▸ Goal
Every line below that includes "audiocodes" counts toward the total. Report that total alone.

▸ Given data
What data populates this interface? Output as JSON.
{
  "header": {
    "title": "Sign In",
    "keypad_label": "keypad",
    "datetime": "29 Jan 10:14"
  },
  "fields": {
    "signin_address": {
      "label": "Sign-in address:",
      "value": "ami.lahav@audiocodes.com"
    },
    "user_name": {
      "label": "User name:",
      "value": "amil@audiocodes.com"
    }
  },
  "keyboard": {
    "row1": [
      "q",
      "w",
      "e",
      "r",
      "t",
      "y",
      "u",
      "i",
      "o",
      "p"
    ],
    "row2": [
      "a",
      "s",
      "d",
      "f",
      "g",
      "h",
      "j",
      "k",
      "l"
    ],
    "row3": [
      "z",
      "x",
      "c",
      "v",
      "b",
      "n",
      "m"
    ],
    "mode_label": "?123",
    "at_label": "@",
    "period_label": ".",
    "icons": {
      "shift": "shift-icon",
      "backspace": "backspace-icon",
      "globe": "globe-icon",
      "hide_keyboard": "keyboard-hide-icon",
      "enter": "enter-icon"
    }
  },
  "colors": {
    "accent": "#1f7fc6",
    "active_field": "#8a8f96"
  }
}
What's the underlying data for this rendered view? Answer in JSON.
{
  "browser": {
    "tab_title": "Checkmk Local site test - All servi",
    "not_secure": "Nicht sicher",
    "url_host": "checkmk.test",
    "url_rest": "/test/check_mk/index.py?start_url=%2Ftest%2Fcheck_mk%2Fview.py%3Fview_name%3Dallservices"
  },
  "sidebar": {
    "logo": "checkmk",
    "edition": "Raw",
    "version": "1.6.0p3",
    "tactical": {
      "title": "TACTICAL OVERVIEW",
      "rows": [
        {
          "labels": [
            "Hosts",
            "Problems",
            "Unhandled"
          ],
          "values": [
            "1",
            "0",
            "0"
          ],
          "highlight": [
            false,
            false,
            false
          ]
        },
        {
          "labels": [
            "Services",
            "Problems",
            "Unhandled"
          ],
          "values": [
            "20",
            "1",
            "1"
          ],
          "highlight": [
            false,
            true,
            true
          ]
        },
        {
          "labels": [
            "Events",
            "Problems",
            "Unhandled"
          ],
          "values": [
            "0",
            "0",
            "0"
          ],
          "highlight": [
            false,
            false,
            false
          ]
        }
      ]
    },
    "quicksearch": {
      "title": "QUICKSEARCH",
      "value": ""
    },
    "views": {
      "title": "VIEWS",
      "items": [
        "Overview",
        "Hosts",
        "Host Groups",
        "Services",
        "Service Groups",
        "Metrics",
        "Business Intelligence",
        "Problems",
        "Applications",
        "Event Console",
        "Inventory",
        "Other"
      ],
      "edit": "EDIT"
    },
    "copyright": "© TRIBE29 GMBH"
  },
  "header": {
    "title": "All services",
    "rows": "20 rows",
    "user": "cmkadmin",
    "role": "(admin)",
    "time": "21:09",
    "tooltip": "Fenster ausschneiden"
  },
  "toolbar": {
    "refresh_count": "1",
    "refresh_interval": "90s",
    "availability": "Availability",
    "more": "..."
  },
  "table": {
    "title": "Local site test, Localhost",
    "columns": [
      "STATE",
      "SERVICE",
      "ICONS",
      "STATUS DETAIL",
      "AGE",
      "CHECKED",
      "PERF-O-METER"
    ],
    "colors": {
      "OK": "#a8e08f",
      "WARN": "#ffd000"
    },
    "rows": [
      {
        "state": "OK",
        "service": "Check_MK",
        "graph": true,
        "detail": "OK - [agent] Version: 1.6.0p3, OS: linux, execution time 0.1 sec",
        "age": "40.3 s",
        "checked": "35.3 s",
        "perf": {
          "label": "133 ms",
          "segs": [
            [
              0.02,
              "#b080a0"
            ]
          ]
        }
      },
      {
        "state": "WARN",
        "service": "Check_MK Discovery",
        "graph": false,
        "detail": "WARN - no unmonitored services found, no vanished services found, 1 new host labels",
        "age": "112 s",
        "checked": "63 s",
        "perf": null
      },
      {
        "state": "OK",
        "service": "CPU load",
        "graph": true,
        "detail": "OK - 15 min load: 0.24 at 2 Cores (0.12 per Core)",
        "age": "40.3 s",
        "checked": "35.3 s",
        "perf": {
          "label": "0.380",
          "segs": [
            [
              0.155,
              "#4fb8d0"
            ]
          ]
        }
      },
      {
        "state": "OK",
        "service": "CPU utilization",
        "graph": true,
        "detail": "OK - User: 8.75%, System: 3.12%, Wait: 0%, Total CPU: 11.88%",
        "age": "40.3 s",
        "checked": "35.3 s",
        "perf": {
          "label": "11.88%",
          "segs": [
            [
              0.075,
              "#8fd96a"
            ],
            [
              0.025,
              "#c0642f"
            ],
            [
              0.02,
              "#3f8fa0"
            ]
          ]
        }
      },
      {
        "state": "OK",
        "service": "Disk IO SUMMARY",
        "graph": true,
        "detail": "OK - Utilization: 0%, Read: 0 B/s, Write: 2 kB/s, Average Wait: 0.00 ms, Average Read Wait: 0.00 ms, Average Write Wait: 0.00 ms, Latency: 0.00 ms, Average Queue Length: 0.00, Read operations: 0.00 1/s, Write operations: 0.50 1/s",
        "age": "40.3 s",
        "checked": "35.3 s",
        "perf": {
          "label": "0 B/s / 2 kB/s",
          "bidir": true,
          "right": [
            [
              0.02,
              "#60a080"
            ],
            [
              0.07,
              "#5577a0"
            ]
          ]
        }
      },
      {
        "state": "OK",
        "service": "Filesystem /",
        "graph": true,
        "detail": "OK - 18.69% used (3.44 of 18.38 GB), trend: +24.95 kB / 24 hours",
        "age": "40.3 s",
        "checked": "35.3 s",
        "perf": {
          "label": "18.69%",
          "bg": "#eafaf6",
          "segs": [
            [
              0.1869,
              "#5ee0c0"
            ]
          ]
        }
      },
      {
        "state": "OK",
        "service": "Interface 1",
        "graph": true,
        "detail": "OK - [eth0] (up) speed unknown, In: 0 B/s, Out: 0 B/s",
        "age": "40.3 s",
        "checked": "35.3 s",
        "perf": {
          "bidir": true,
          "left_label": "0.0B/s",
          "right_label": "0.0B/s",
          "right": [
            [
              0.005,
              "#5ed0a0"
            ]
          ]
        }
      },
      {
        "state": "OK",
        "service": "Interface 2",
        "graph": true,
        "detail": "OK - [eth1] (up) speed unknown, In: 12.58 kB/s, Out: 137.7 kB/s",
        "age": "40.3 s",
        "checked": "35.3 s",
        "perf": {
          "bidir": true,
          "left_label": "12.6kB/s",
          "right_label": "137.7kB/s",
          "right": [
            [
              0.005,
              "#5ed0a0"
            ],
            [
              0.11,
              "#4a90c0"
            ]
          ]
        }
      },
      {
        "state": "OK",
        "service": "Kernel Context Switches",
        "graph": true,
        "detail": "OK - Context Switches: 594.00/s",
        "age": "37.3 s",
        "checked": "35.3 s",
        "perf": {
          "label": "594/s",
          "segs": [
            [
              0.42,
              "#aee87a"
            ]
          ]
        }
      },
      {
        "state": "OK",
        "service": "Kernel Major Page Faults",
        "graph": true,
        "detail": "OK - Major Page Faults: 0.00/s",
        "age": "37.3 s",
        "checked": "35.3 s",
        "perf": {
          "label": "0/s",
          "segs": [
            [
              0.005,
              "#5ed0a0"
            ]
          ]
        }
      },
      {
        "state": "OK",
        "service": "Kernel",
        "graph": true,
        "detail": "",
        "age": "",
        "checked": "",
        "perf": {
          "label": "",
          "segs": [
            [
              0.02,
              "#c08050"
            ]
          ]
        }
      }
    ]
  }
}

▸ Correct answer
2